Dataset records.
-*-
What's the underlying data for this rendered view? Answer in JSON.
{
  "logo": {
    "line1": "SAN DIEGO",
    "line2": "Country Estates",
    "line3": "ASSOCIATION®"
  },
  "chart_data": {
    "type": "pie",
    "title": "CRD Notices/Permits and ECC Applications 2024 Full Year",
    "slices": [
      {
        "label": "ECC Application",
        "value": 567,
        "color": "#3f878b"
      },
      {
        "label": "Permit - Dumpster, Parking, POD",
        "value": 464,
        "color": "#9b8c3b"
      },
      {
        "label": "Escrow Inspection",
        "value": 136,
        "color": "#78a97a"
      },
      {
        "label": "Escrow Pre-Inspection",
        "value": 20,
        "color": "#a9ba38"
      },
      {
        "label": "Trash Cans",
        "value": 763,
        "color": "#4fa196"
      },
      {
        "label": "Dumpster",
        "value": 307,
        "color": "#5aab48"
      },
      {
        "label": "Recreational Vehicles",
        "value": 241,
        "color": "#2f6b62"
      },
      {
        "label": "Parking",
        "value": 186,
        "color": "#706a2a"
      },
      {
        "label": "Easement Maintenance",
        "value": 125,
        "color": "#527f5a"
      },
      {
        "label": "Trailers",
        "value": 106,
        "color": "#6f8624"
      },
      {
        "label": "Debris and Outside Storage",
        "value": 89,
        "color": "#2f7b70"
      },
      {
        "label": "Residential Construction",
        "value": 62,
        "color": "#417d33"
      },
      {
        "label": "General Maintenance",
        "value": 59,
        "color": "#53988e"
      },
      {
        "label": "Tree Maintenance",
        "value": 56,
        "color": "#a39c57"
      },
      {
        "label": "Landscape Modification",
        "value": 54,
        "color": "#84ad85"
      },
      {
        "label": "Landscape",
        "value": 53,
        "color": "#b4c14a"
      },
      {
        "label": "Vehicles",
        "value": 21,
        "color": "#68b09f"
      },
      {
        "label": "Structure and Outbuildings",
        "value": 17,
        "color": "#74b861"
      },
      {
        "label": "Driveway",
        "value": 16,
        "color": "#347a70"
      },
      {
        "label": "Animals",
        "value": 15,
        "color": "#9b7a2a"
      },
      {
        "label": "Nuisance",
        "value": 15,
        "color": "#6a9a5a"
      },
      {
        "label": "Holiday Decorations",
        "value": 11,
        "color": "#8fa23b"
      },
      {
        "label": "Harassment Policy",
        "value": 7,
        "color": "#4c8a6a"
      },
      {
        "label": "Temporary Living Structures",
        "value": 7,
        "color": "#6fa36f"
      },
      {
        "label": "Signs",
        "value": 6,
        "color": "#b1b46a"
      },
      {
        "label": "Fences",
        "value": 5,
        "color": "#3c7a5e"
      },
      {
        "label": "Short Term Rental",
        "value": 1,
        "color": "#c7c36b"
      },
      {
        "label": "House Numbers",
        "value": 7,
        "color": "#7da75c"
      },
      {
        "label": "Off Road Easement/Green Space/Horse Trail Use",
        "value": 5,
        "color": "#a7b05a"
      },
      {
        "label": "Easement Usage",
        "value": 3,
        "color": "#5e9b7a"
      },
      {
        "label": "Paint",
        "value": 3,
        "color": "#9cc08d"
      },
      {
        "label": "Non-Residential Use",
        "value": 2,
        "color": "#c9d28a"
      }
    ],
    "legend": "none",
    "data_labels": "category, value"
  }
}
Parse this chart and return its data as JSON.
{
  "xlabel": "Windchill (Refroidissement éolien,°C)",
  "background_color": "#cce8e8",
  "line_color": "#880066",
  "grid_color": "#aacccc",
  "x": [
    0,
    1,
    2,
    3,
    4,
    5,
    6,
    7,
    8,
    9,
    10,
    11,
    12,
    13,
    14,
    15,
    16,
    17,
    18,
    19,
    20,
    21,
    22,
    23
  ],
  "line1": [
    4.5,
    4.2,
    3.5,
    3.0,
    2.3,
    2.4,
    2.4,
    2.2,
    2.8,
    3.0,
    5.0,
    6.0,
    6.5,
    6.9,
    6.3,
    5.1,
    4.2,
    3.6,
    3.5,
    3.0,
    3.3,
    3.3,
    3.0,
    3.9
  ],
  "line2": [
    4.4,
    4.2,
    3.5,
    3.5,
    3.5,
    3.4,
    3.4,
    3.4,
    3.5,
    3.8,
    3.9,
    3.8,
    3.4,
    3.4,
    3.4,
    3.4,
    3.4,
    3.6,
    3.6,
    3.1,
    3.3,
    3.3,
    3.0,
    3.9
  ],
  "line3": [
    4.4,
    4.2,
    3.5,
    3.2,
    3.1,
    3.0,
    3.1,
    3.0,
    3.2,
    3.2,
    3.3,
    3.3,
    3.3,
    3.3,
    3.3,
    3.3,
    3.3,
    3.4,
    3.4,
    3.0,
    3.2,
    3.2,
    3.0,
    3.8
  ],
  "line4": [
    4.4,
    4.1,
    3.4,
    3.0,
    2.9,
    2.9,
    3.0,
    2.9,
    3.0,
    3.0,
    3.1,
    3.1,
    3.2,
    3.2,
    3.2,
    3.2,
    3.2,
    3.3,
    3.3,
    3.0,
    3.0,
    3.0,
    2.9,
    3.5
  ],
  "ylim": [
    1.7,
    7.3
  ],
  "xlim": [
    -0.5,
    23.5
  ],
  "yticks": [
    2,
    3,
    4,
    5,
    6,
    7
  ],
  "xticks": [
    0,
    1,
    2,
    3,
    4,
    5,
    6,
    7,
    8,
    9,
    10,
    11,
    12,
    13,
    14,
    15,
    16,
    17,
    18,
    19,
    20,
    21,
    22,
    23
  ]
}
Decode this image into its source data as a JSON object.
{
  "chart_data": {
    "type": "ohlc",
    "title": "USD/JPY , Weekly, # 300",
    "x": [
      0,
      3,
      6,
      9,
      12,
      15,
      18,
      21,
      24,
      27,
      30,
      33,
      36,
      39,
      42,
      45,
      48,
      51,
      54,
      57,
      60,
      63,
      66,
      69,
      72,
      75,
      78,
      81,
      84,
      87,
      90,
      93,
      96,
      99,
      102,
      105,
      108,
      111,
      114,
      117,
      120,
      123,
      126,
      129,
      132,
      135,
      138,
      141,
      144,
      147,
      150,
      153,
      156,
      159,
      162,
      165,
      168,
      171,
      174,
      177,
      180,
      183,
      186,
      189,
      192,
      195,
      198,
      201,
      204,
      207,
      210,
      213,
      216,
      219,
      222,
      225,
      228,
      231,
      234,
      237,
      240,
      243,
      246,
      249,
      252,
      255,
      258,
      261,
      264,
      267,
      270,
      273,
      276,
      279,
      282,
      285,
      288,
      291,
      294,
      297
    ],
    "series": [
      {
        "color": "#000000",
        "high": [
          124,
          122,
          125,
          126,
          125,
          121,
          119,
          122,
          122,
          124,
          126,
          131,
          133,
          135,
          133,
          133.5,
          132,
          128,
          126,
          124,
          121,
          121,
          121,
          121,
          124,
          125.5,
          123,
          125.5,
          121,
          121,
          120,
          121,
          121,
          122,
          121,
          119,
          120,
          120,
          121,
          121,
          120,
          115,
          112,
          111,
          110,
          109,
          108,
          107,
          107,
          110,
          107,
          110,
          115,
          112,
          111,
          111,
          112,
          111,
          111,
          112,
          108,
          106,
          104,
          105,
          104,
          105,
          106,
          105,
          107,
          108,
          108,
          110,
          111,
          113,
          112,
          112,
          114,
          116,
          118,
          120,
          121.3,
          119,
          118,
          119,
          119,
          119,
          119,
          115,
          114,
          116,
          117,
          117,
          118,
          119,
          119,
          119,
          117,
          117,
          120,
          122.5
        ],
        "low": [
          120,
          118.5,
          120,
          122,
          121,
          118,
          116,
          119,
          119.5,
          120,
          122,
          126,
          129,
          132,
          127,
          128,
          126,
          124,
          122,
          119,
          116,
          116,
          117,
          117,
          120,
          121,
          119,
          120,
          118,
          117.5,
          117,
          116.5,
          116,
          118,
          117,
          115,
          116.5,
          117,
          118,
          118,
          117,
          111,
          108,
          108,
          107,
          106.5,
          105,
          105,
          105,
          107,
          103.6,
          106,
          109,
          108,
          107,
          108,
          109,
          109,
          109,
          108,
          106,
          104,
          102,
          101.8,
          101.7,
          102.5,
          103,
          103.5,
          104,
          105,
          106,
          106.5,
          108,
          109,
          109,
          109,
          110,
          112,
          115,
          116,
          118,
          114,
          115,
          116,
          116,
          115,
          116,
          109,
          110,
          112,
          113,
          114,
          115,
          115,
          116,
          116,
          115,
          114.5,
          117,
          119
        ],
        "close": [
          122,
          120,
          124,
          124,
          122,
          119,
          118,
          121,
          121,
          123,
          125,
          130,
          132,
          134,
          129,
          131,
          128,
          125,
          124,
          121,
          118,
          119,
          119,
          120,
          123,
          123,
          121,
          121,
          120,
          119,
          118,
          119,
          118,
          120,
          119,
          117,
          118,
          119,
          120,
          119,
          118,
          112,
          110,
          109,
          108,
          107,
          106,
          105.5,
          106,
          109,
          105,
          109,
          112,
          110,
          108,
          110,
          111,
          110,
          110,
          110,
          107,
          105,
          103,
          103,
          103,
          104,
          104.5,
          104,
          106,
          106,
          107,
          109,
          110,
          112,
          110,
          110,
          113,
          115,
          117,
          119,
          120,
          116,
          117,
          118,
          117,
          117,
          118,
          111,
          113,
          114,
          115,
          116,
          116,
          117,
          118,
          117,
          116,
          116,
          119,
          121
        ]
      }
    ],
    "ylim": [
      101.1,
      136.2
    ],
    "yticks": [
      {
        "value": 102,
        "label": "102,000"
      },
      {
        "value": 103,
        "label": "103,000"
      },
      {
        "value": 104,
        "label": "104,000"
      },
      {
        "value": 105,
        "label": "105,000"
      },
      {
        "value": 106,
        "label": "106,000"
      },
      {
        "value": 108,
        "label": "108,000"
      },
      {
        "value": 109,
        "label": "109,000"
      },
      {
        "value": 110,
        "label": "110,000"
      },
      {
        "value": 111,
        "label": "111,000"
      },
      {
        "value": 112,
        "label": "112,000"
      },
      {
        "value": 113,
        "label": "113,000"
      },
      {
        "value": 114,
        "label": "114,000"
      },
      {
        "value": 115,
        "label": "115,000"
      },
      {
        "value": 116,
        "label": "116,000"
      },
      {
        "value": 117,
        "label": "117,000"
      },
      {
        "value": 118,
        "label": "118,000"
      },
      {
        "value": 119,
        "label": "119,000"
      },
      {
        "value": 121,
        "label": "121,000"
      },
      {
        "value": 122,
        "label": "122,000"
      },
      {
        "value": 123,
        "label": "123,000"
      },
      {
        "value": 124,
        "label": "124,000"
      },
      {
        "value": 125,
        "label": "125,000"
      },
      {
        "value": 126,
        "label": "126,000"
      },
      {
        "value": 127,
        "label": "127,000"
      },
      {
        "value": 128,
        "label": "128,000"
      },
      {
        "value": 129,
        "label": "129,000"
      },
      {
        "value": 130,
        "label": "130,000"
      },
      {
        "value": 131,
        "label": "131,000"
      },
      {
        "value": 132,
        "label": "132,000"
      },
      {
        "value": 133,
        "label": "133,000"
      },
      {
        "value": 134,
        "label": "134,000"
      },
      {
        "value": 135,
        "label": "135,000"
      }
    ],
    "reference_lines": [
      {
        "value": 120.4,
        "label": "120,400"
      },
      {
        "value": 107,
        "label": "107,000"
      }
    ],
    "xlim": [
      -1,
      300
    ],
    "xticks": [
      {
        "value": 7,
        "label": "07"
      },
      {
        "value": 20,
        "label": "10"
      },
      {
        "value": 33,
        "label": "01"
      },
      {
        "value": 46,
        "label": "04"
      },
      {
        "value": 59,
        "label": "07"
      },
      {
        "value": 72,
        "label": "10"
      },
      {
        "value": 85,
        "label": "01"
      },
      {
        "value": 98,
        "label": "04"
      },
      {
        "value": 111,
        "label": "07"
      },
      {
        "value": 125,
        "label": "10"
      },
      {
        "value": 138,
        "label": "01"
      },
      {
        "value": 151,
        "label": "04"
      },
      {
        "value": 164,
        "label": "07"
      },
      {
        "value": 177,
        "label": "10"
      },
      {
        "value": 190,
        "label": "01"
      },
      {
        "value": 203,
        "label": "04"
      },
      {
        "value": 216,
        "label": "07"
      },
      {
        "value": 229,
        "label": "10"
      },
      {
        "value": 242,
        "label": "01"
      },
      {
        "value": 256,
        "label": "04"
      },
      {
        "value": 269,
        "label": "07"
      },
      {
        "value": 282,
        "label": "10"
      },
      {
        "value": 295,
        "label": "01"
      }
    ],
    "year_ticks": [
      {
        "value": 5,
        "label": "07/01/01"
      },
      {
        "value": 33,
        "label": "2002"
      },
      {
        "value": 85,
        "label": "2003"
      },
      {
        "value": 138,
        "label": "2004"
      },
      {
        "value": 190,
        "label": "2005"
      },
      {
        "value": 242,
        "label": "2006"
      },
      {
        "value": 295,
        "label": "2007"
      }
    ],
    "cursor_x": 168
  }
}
-*-
Short task. Exactly how many lines of the material contain the word "Residential"? Write the number alone.

The output. 2